Collected data

####

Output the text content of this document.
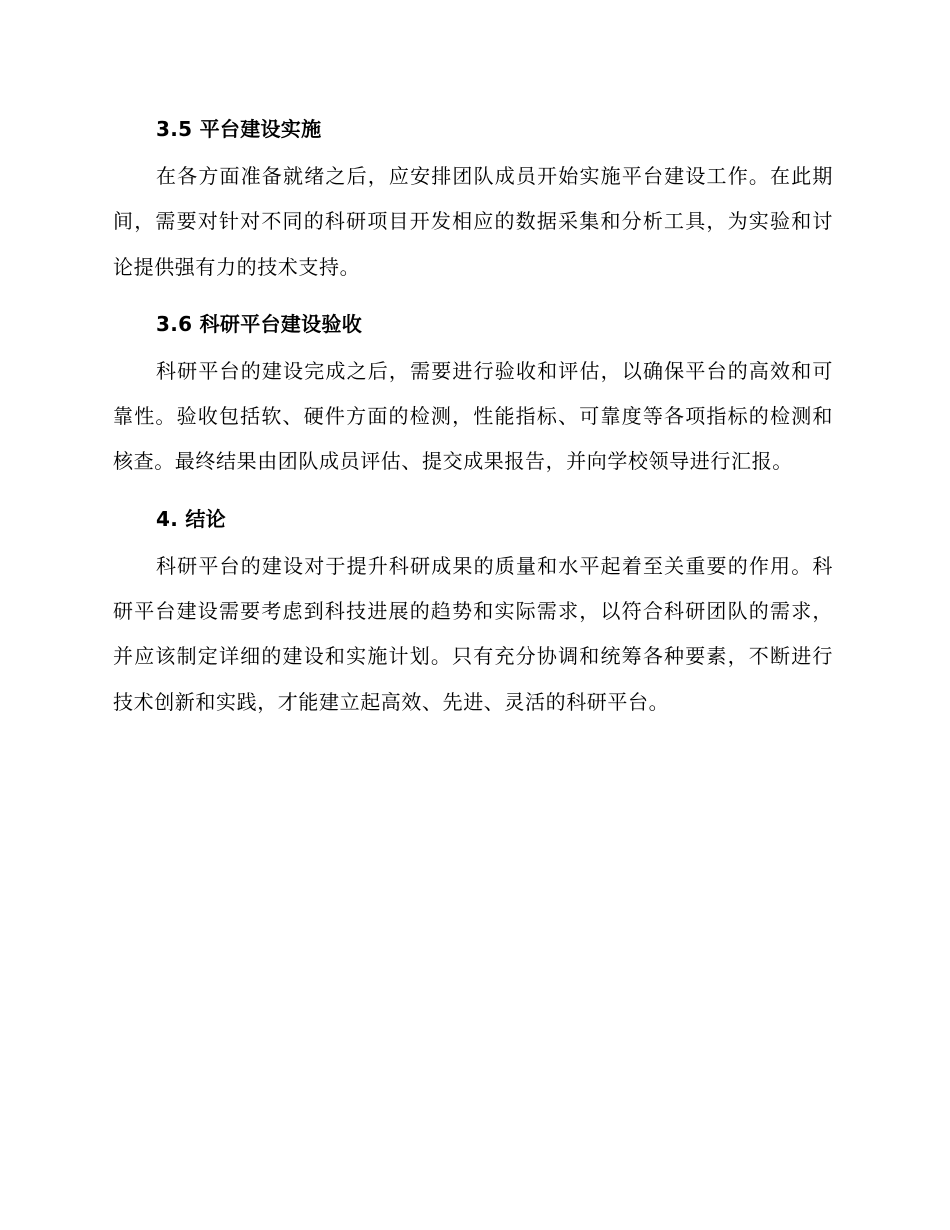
3.5 平台建设实施

在各方面准备就绪之后，应安排团队成员开始实施平台建设工作。在此期间，需要对针对不同的科研项目开发相应的数据采集和分析工具，为实验和讨论提供强有力的技术支持。

3.6 科研平台建设验收

科研平台的建设完成之后，需要进行验收和评估，以确保平台的高效和可靠性。验收包括软、硬件方面的检测，性能指标、可靠度等各项指标的检测和核查。最终结果由团队成员评估、提交成果报告，并向学校领导进行汇报。

4. 结论

科研平台的建设对于提升科研成果的质量和水平起着至关重要的作用。科研平台建设需要考虑到科技进展的趋势和实际需求，以符合科研团队的需求，并应该制定详细的建设和实施计划。只有充分协调和统筹各种要素，不断进行技术创新和实践，才能建立起高效、先进、灵活的科研平台。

####

● **Set task**: Except for the pictures, print the data above exactly.

● **Exercise response**:
Output the text content of this document.
3.5 平台建设实施

在各方面准备就绪之后，应安排团队成员开始实施平台建设工作。在此期间，需要对针对不同的科研项目开发相应的数据采集和分析工具，为实验和讨论提供强有力的技术支持。

3.6 科研平台建设验收

科研平台的建设完成之后，需要进行验收和评估，以确保平台的高效和可靠性。验收包括软、硬件方面的检测，性能指标、可靠度等各项指标的检测和核查。最终结果由团队成员评估、提交成果报告，并向学校领导进行汇报。

4. 结论

科研平台的建设对于提升科研成果的质量和水平起着至关重要的作用。科研平台建设需要考虑到科技进展的趋势和实际需求，以符合科研团队的需求，并应该制定详细的建设和实施计划。只有充分协调和统筹各种要素，不断进行技术创新和实践，才能建立起高效、先进、灵活的科研平台。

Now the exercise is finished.